▶ _ROWS_:

********

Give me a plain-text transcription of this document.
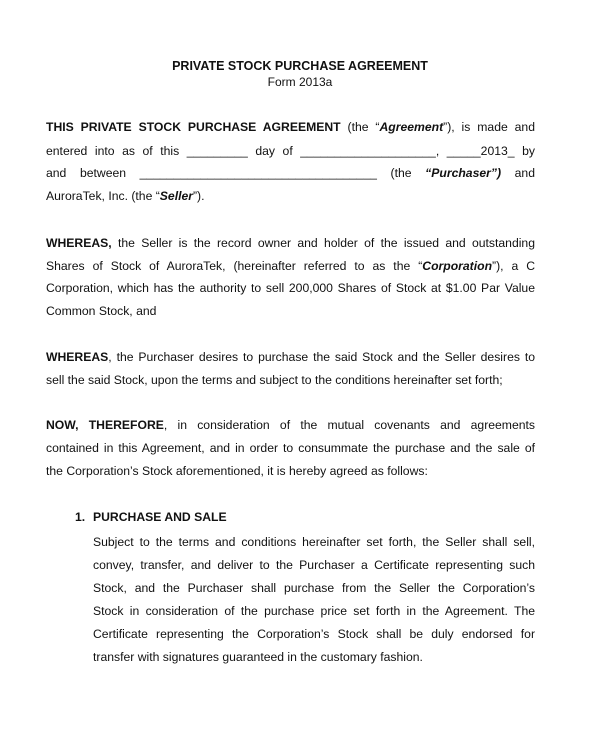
PRIVATE STOCK PURCHASE AGREEMENT
Form 2013a
THIS PRIVATE STOCK PURCHASE AGREEMENT (the “Agreement”), is made and
entered into as of this _________ day of ____________________, _____2013_ by
and between ___________________________________ (the “Purchaser”) and
AuroraTek, Inc. (the “Seller”).
WHEREAS, the Seller is the record owner and holder of the issued and outstanding
Shares of Stock of AuroraTek, (hereinafter referred to as the “Corporation”), a C
Corporation, which has the authority to sell 200,000 Shares of Stock at $1.00 Par Value
Common Stock, and
WHEREAS, the Purchaser desires to purchase the said Stock and the Seller desires to
sell the said Stock, upon the terms and subject to the conditions hereinafter set forth;
NOW, THEREFORE, in consideration of the mutual covenants and agreements
contained in this Agreement, and in order to consummate the purchase and the sale of
the Corporation’s Stock aforementioned, it is hereby agreed as follows:
1. PURCHASE AND SALE
Subject to the terms and conditions hereinafter set forth, the Seller shall sell,
convey, transfer, and deliver to the Purchaser a Certificate representing such
Stock, and the Purchaser shall purchase from the Seller the Corporation’s
Stock in consideration of the purchase price set forth in the Agreement. The
Certificate representing the Corporation’s Stock shall be duly endorsed for
transfer with signatures guaranteed in the customary fashion.
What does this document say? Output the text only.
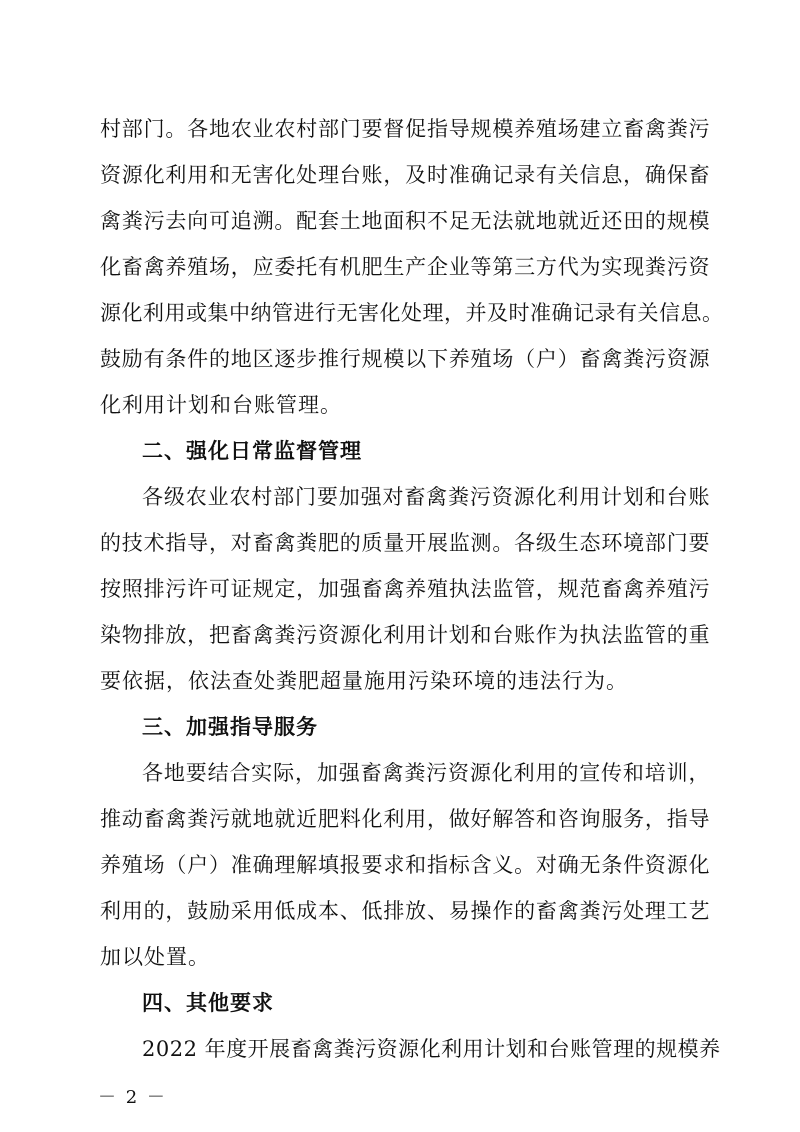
村部门。各地农业农村部门要督促指导规模养殖场建立畜禽粪污
资源化利用和无害化处理台账，及时准确记录有关信息，确保畜
禽粪污去向可追溯。配套土地面积不足无法就地就近还田的规模
化畜禽养殖场，应委托有机肥生产企业等第三方代为实现粪污资
源化利用或集中纳管进行无害化处理，并及时准确记录有关信息。
鼓励有条件的地区逐步推行规模以下养殖场（户）畜禽粪污资源
化利用计划和台账管理。
二、强化日常监督管理
各级农业农村部门要加强对畜禽粪污资源化利用计划和台账
的技术指导，对畜禽粪肥的质量开展监测。各级生态环境部门要
按照排污许可证规定，加强畜禽养殖执法监管，规范畜禽养殖污
染物排放，把畜禽粪污资源化利用计划和台账作为执法监管的重
要依据，依法查处粪肥超量施用污染环境的违法行为。
三、加强指导服务
各地要结合实际，加强畜禽粪污资源化利用的宣传和培训，
推动畜禽粪污就地就近肥料化利用，做好解答和咨询服务，指导
养殖场（户）准确理解填报要求和指标含义。对确无条件资源化
利用的，鼓励采用低成本、低排放、易操作的畜禽粪污处理工艺
加以处置。
四、其他要求
2022 年度开展畜禽粪污资源化利用计划和台账管理的规模养
－ 2 －
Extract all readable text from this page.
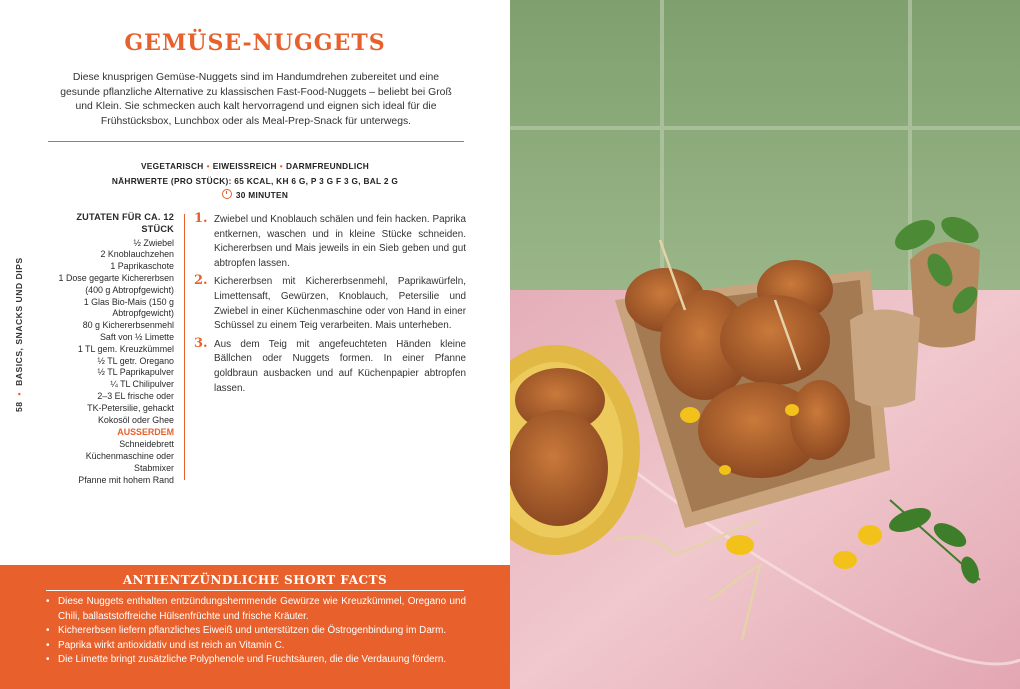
GEMÜSE-NUGGETS
Diese knusprigen Gemüse-Nuggets sind im Handumdrehen zubereitet und eine gesunde pflanzliche Alternative zu klassischen Fast-Food-Nuggets – beliebt bei Groß und Klein. Sie schmecken auch kalt hervorragend und eignen sich ideal für die Frühstücksbox, Lunchbox oder als Meal-Prep-Snack für unterwegs.
VEGETARISCH • EIWEISSREICH • DARMFREUNDLICH
NÄHRWERTE (PRO STÜCK): 65 KCAL, KH 6 G, P 3 G F 3 G, BAL 2 G
30 MINUTEN
ZUTATEN FÜR CA. 12 STÜCK
½ Zwiebel
2 Knoblauchzehen
1 Paprikaschote
1 Dose gegarte Kichererbsen
(400 g Abtropfgewicht)
1 Glas Bio-Mais (150 g
Abtropfgewicht)
80 g Kichererbsenmehl
Saft von ½ Limette
1 TL gem. Kreuzkümmel
½ TL getr. Oregano
½ TL Paprikapulver
¼ TL Chilipulver
2–3 EL frische oder
TK-Petersilie, gehackt
Kokosöl oder Ghee
AUSSERDEM
Schneidebrett
Küchenmaschine oder
Stabmixer
Pfanne mit hohem Rand
1. Zwiebel und Knoblauch schälen und fein hacken. Paprika entkernen, waschen und in kleine Stücke schneiden. Kichererbsen und Mais jeweils in ein Sieb geben und gut abtropfen lassen.
2. Kichererbsen mit Kichererbsenmehl, Paprikawürfeln, Limettensaft, Gewürzen, Knoblauch, Petersilie und Zwiebel in einer Küchenmaschine oder von Hand in einer Schüssel zu einem Teig verarbeiten. Mais unterheben.
3. Aus dem Teig mit angefeuchteten Händen kleine Bällchen oder Nuggets formen. In einer Pfanne goldbraun ausbacken und auf Küchenpapier abtropfen lassen.
58•BASICS, SNACKS UND DIPS
ANTIENTZÜNDLICHE SHORT FACTS
• Diese Nuggets enthalten entzündungshemmende Gewürze wie Kreuzkümmel, Oregano und Chili, ballaststoffreiche Hülsenfrüchte und frische Kräuter.
• Kichererbsen liefern pflanzliches Eiweiß und unterstützen die Östrogenbindung im Darm.
• Paprika wirkt antioxidativ und ist reich an Vitamin C.
• Die Limette bringt zusätzliche Polyphenole und Fruchtsäuren, die die Verdauung fördern.
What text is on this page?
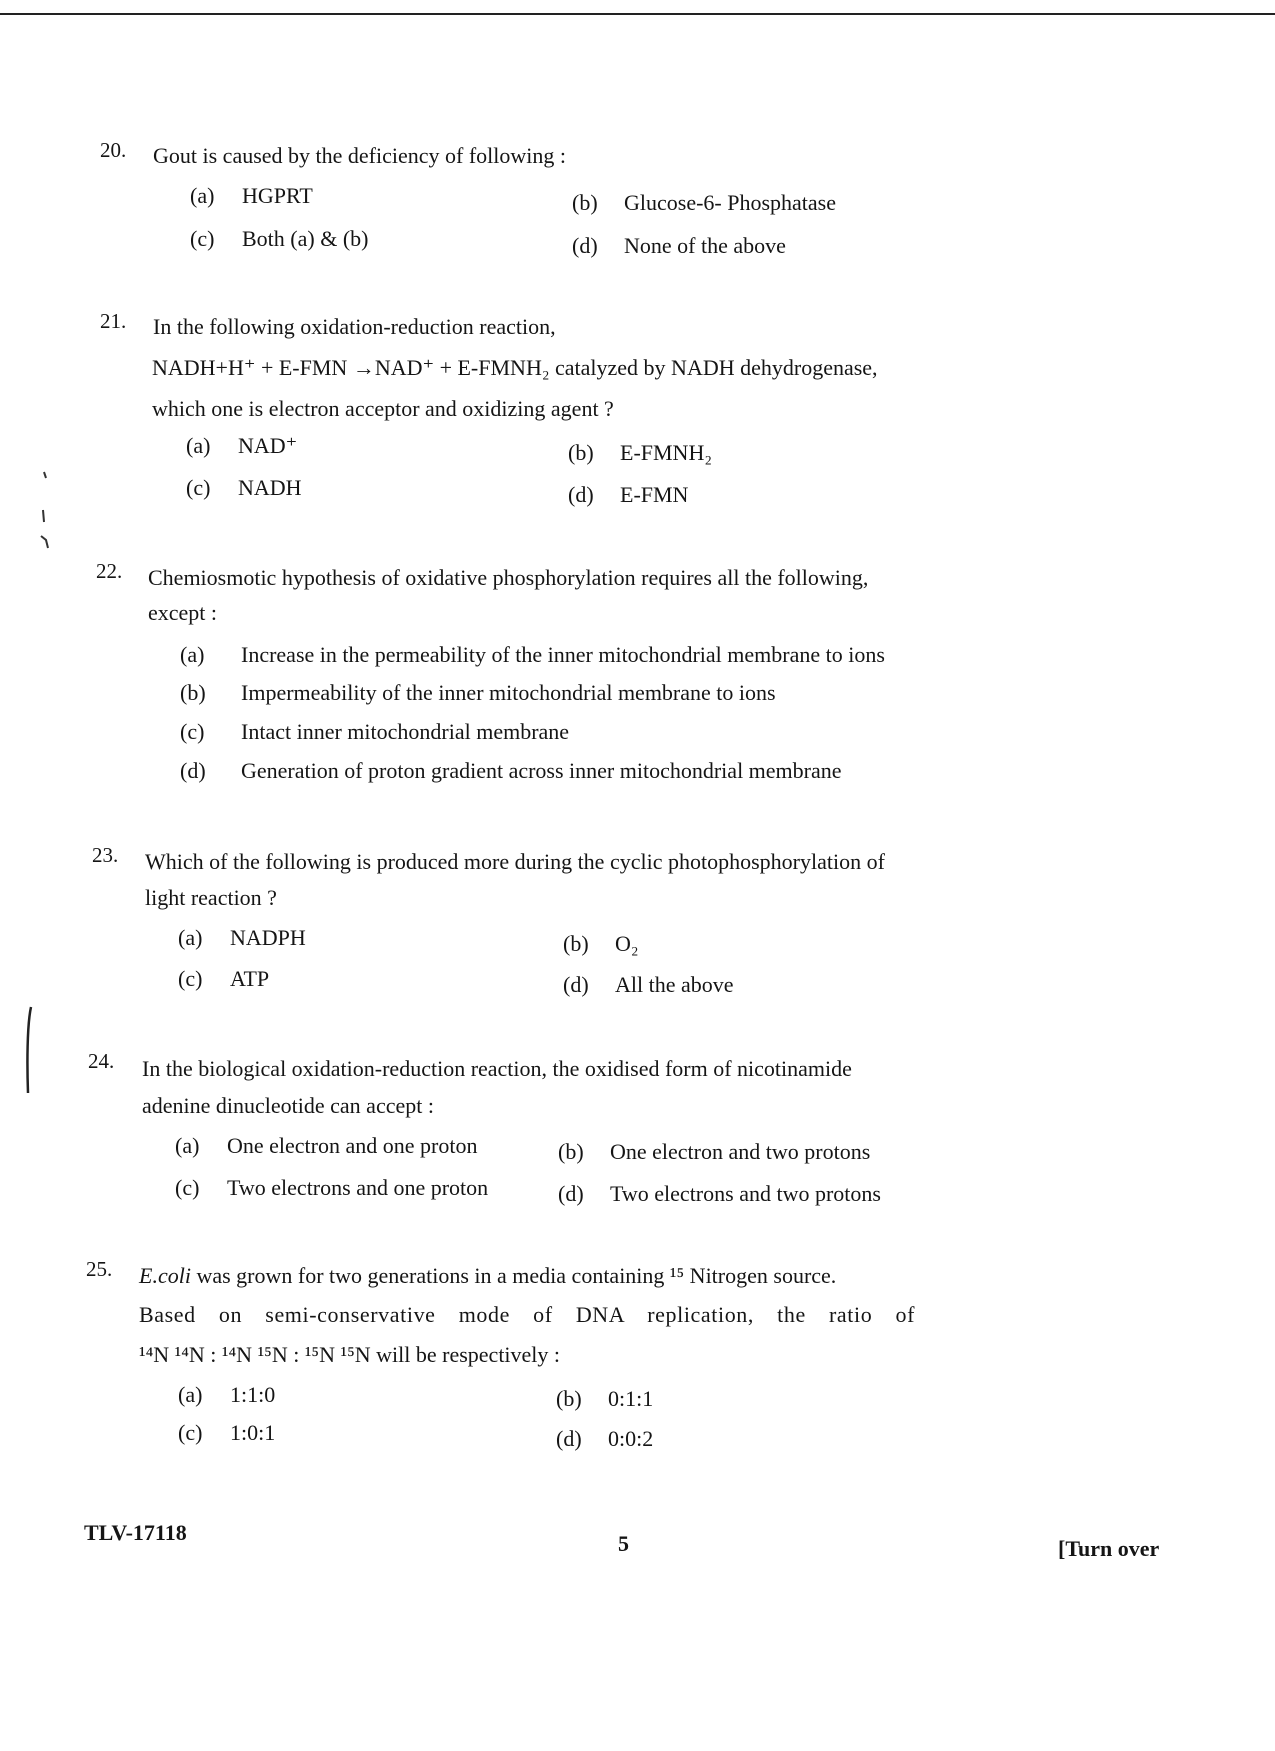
20. Gout is caused by the deficiency of following :
(a) HGPRT	(b) Glucose-6- Phosphatase
(c) Both (a) & (b)	(d) None of the above
21. In the following oxidation-reduction reaction,
NADH+H⁺ + E-FMN →NAD⁺ + E-FMNH₂ catalyzed by NADH dehydrogenase,
which one is electron acceptor and oxidizing agent ?
(a) NAD⁺	(b) E-FMNH₂
(c) NADH	(d) E-FMN
22. Chemiosmotic hypothesis of oxidative phosphorylation requires all the following,
except :
(a) Increase in the permeability of the inner mitochondrial membrane to ions
(b) Impermeability of the inner mitochondrial membrane to ions
(c) Intact inner mitochondrial membrane
(d) Generation of proton gradient across inner mitochondrial membrane
23. Which of the following is produced more during the cyclic photophosphorylation of
light reaction ?
(a) NADPH	(b) O₂
(c) ATP	(d) All the above
24. In the biological oxidation-reduction reaction, the oxidised form of nicotinamide
adenine dinucleotide can accept :
(a) One electron and one proton	(b) One electron and two protons
(c) Two electrons and one proton	(d) Two electrons and two protons
25. E.coli was grown for two generations in a media containing ¹⁵ Nitrogen source.
Based on semi-conservative mode of DNA replication, the ratio of
¹⁴N ¹⁴N : ¹⁴N ¹⁵N : ¹⁵N ¹⁵N will be respectively :
(a) 1:1:0	(b) 0:1:1
(c) 1:0:1	(d) 0:0:2
TLV-17118	5	[Turn over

********

Go through the records and show every line with the string "oxidation" in it.

21. In the following oxidation-reduction reaction,
24. In the biological oxidation-reduction reaction, the oxidised form of nicotinamide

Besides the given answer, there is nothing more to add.